### Directions
Reproduce the items verbatim from the first line through the line containing "table-row (69, 417, 718, 450)", both ends included.

━━━━━━━━━━

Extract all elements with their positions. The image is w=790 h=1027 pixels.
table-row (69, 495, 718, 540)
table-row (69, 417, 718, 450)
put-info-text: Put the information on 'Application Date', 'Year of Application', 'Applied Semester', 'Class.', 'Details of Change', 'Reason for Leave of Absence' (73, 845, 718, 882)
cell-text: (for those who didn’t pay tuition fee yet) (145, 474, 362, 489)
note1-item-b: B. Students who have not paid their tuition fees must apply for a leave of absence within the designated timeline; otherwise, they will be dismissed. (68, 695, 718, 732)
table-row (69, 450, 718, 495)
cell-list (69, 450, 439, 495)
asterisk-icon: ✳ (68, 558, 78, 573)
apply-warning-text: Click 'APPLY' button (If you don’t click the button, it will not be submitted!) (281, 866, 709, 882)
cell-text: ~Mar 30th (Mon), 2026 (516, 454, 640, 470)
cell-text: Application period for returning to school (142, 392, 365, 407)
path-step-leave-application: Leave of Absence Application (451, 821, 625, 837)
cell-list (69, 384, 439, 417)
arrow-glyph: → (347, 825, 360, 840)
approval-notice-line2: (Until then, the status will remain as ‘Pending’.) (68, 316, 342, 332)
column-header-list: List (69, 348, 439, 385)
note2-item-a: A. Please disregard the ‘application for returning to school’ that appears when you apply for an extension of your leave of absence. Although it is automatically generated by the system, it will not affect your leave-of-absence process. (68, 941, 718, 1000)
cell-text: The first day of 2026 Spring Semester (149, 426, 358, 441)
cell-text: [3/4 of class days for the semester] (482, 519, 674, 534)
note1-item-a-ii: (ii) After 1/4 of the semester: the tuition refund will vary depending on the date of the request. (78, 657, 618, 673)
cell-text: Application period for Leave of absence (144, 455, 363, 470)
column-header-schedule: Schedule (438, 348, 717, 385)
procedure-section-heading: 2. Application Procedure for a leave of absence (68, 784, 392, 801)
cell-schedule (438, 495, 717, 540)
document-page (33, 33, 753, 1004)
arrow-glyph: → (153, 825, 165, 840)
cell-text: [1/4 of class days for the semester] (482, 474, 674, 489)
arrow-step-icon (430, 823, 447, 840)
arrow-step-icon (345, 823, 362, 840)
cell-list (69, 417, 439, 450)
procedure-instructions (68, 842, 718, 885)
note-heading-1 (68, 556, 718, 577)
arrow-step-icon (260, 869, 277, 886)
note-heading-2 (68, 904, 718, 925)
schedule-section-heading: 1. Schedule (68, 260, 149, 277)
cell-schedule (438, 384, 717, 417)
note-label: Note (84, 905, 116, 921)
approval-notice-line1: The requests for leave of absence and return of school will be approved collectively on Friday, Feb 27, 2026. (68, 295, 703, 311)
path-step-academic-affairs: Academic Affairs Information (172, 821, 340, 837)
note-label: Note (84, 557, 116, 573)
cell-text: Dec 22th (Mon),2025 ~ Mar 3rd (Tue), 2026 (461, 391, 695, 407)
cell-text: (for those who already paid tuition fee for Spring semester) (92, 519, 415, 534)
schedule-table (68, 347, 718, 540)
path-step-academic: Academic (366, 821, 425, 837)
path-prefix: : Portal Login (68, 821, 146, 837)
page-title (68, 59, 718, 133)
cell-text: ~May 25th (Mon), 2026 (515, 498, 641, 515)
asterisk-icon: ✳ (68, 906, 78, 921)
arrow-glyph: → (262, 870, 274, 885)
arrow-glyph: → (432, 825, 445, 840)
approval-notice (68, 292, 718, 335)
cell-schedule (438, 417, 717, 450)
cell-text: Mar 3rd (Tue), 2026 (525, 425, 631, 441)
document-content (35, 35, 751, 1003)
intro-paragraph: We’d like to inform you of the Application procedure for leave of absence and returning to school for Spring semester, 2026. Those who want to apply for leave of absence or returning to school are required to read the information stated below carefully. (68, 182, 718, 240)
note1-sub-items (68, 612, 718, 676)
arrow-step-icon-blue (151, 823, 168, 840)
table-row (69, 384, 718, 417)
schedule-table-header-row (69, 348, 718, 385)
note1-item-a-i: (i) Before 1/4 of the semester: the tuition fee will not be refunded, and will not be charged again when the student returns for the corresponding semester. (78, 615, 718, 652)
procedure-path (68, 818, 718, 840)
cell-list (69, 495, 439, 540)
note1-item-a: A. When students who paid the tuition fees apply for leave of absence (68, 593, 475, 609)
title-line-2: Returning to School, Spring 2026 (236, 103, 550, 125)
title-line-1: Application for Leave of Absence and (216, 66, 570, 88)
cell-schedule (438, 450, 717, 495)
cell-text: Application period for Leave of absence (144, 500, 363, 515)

━━━━━━━━━━

### Written reply
Extract all elements with their positions. The image is w=790 h=1027 pixels.
table-row (69, 495, 718, 540)
table-row (69, 417, 718, 450)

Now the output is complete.